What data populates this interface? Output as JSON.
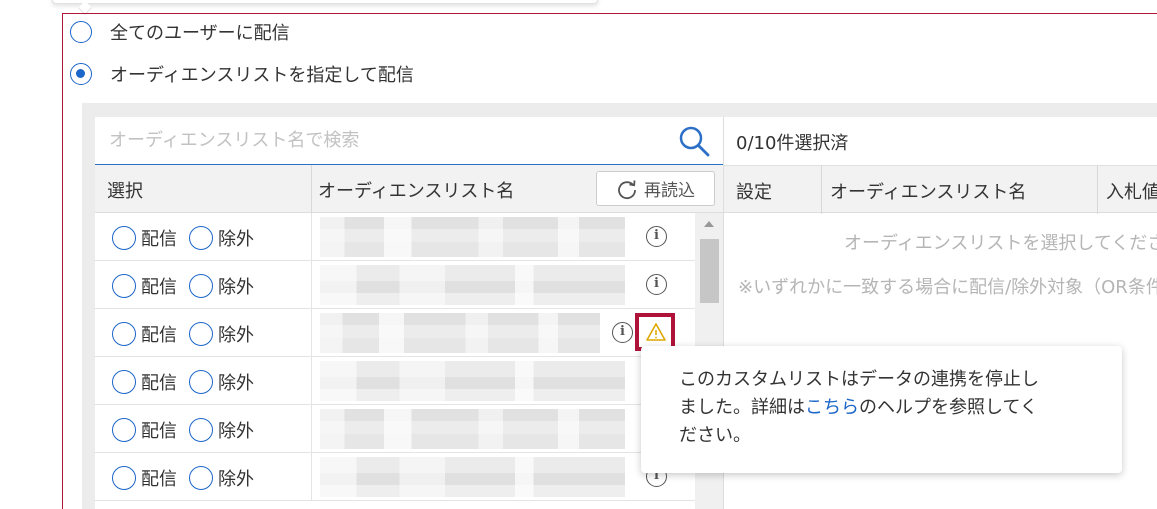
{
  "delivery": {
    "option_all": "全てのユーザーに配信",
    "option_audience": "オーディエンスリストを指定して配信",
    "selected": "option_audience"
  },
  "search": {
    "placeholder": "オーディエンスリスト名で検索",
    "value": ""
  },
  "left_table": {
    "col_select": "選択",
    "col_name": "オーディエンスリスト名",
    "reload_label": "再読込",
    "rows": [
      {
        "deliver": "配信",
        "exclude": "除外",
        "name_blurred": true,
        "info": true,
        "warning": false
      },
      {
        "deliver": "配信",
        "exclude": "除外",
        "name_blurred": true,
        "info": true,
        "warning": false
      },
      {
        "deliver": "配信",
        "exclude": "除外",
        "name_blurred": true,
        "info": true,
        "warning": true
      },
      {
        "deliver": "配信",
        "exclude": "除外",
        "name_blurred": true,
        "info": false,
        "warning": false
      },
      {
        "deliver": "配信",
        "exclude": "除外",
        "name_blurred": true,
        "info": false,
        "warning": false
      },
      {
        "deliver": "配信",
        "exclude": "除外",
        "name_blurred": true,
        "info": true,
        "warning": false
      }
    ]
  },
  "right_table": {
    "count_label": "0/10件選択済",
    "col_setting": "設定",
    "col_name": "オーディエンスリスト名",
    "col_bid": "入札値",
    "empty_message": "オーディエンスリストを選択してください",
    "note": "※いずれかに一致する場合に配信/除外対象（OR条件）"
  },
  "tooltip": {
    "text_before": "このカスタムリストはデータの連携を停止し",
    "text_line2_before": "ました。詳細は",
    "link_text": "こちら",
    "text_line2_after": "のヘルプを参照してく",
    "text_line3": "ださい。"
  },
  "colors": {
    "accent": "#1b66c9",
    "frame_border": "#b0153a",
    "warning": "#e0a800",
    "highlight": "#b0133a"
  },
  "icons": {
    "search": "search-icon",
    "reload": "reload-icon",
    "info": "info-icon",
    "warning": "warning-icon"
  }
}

--

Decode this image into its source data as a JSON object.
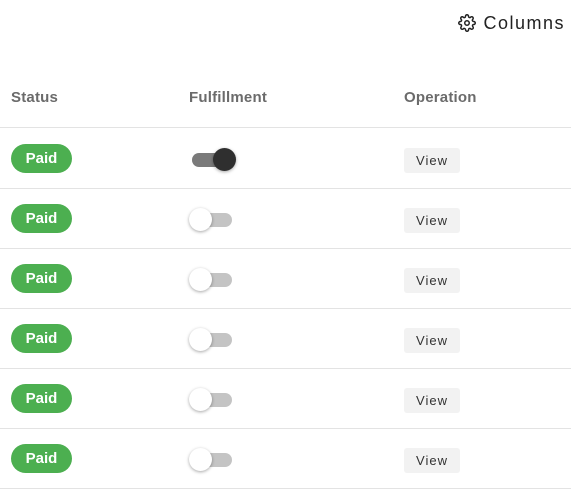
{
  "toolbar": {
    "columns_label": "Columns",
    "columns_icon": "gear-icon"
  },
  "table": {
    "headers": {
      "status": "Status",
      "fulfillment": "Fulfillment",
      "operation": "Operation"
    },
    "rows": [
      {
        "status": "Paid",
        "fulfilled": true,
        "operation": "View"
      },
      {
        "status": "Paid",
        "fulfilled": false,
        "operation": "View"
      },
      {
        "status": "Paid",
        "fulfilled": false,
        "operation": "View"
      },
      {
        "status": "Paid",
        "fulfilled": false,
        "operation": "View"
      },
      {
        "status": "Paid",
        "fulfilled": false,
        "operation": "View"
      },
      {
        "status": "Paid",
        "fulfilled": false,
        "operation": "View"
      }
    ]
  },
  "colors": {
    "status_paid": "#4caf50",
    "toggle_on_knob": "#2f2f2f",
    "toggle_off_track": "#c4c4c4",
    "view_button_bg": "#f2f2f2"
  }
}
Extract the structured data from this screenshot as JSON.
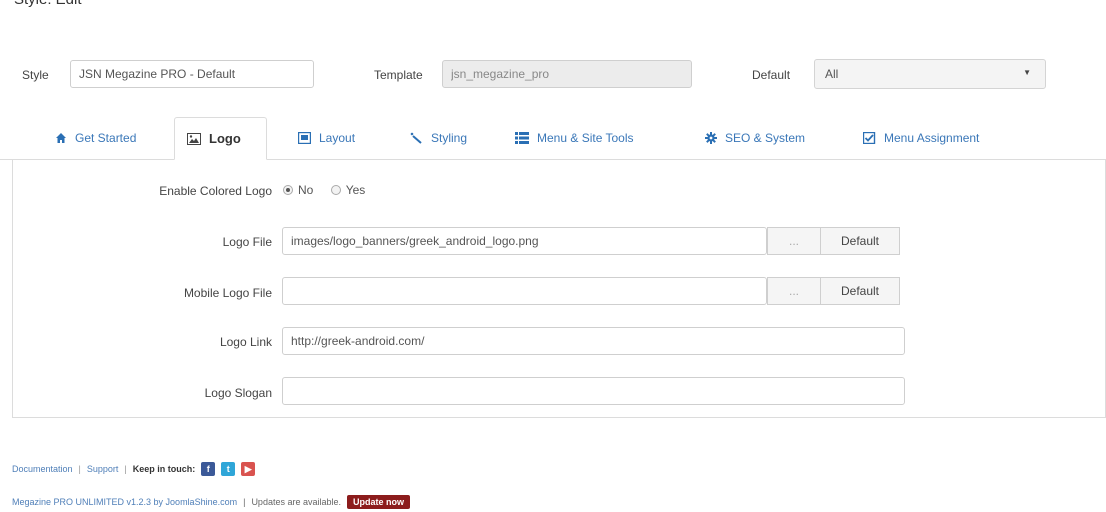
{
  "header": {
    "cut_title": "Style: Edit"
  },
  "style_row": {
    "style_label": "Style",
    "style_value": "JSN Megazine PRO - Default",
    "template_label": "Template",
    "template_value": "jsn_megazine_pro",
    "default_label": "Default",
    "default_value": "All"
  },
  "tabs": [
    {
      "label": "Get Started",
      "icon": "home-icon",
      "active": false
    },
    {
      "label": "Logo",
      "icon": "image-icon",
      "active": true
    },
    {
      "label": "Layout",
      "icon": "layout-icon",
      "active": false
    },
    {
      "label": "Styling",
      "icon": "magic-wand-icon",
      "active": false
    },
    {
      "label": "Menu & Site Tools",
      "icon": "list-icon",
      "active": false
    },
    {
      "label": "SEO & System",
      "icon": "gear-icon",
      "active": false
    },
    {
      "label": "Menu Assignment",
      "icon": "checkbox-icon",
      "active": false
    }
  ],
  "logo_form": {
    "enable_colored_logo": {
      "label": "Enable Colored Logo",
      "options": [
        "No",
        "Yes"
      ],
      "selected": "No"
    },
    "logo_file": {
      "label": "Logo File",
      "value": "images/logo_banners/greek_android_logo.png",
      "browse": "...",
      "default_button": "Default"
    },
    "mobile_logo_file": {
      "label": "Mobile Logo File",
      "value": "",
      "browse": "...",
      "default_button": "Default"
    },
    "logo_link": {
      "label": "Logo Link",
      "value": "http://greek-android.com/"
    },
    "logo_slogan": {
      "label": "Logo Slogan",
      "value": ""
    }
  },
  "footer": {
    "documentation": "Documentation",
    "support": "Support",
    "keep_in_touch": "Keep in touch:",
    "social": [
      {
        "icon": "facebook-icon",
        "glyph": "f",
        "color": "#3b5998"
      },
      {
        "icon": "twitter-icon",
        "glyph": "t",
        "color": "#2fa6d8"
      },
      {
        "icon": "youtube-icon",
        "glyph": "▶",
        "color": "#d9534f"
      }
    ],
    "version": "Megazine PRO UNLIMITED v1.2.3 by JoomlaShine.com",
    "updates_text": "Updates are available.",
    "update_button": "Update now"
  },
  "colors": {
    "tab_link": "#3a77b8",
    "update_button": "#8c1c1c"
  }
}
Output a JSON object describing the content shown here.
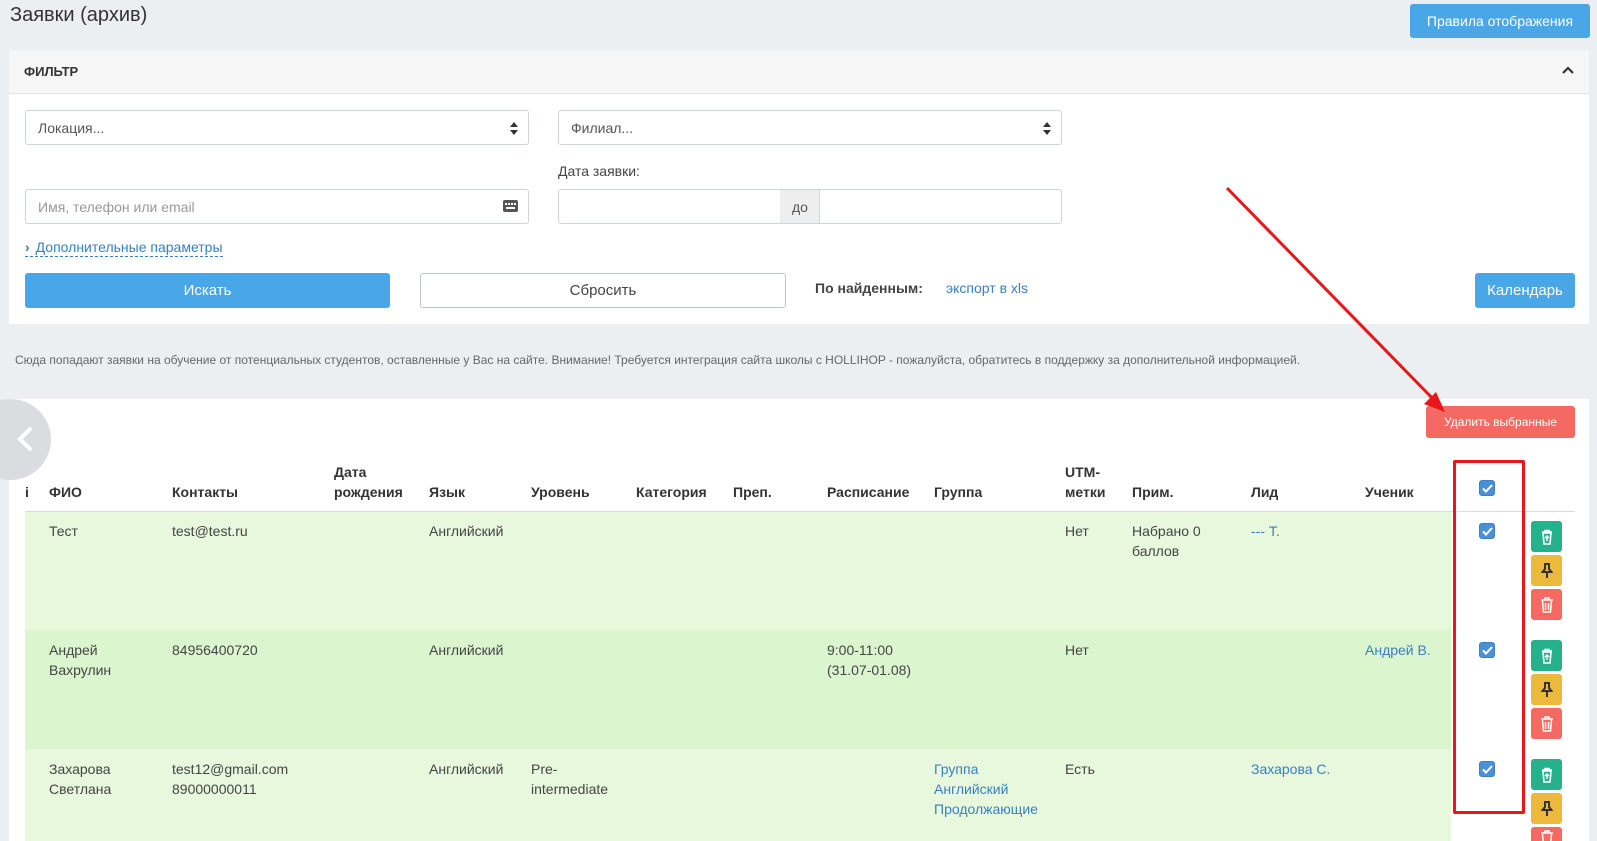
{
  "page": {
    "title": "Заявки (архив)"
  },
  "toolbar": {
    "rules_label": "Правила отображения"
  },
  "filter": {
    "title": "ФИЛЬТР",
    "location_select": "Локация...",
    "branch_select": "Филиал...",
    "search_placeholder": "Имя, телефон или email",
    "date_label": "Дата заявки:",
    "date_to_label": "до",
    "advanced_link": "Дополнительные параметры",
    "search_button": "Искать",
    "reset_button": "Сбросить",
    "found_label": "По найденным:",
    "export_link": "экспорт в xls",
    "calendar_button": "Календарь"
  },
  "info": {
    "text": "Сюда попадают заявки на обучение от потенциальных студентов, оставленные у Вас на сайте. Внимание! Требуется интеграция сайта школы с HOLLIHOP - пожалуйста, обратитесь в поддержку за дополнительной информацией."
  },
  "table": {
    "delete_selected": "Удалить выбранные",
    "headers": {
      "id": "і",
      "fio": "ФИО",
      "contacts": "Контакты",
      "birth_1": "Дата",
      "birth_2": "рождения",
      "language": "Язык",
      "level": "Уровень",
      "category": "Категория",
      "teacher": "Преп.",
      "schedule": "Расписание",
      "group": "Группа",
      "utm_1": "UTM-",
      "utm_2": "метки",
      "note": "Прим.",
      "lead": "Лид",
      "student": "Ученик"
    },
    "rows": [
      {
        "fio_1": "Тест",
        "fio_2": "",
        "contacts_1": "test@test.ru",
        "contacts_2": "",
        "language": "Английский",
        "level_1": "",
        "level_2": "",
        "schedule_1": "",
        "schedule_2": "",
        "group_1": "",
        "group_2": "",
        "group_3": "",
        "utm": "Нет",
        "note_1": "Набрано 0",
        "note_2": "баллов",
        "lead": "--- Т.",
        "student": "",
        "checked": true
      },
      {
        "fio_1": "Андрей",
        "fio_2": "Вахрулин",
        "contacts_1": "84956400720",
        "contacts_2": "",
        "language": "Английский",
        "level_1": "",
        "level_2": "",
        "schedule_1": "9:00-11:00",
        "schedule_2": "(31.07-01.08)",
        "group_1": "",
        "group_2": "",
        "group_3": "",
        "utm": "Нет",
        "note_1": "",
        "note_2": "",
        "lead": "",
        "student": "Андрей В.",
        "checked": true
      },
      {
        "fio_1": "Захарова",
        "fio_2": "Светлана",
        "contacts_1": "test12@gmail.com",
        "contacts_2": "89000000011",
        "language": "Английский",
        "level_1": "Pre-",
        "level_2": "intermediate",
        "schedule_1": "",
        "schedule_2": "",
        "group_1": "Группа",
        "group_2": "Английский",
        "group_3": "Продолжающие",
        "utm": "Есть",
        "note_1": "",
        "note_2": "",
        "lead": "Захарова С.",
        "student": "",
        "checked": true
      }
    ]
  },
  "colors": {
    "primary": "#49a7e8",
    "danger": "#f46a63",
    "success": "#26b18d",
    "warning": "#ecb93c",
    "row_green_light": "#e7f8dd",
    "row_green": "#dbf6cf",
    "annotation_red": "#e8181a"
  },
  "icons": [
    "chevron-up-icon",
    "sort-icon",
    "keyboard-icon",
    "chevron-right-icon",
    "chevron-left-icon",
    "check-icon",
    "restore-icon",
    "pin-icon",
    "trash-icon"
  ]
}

▶ [Written problem] Copy the lines from the entries above in which the word "chevron" appears.

▶ [Exercise output]
    "chevron-up-icon",
    "chevron-right-icon",
    "chevron-left-icon",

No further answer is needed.